▸ Set problem:
Return all of the data exactly, with nothing left out but the pictures.

**** Supplied entries ****

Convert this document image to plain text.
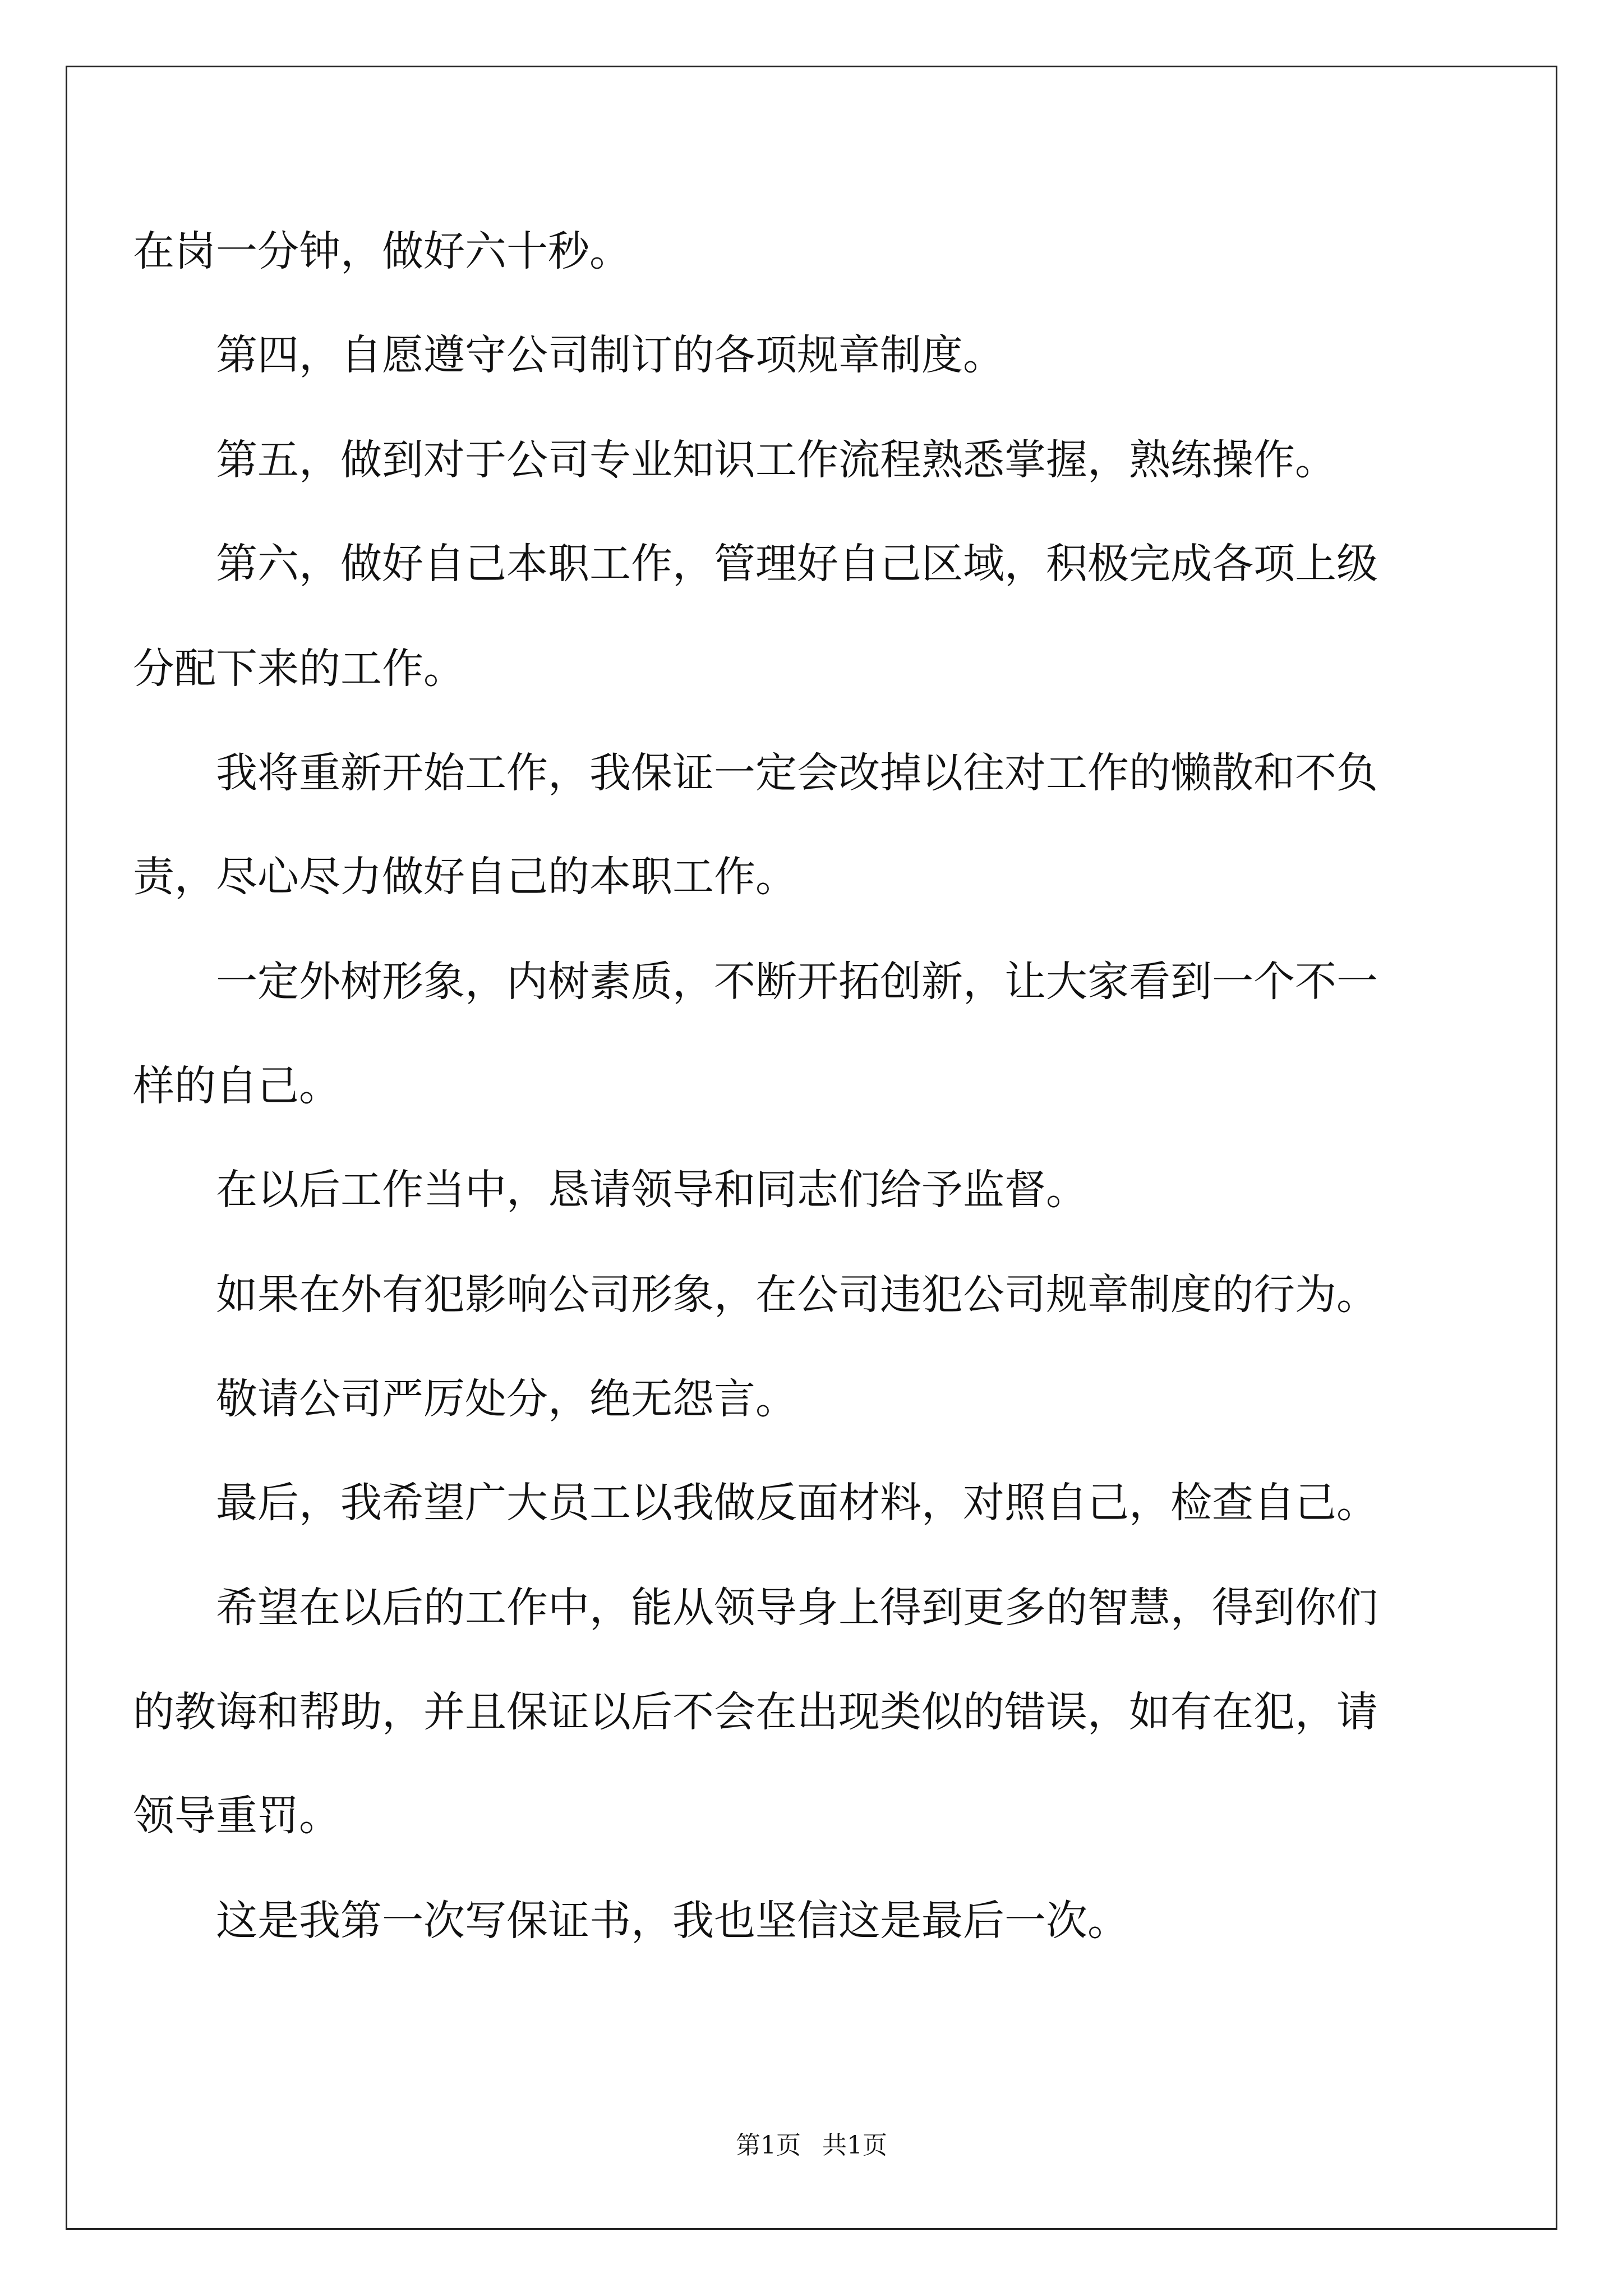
在岗一分钟，做好六十秒。
第四，自愿遵守公司制订的各项规章制度。
第五，做到对于公司专业知识工作流程熟悉掌握，熟练操作。
第六，做好自己本职工作，管理好自己区域，积极完成各项上级
分配下来的工作。
我将重新开始工作，我保证一定会改掉以往对工作的懒散和不负
责，尽心尽力做好自己的本职工作。
一定外树形象，内树素质，不断开拓创新，让大家看到一个不一
样的自己。
在以后工作当中，恳请领导和同志们给予监督。
如果在外有犯影响公司形象，在公司违犯公司规章制度的行为。
敬请公司严厉处分，绝无怨言。
最后，我希望广大员工以我做反面材料，对照自己，检查自己。
希望在以后的工作中，能从领导身上得到更多的智慧，得到你们
的教诲和帮助，并且保证以后不会在出现类似的错误，如有在犯，请
领导重罚。
这是我第一次写保证书，我也坚信这是最后一次。
第1页 共1页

****

▸ Exercise result:
Convert this document image to plain text.
在岗一分钟，做好六十秒。
第四，自愿遵守公司制订的各项规章制度。
第五，做到对于公司专业知识工作流程熟悉掌握，熟练操作。
第六，做好自己本职工作，管理好自己区域，积极完成各项上级
分配下来的工作。
我将重新开始工作，我保证一定会改掉以往对工作的懒散和不负
责，尽心尽力做好自己的本职工作。
一定外树形象，内树素质，不断开拓创新，让大家看到一个不一
样的自己。
在以后工作当中，恳请领导和同志们给予监督。
如果在外有犯影响公司形象，在公司违犯公司规章制度的行为。
敬请公司严厉处分，绝无怨言。
最后，我希望广大员工以我做反面材料，对照自己，检查自己。
希望在以后的工作中，能从领导身上得到更多的智慧，得到你们
的教诲和帮助，并且保证以后不会在出现类似的错误，如有在犯，请
领导重罚。
这是我第一次写保证书，我也坚信这是最后一次。
第1页 共1页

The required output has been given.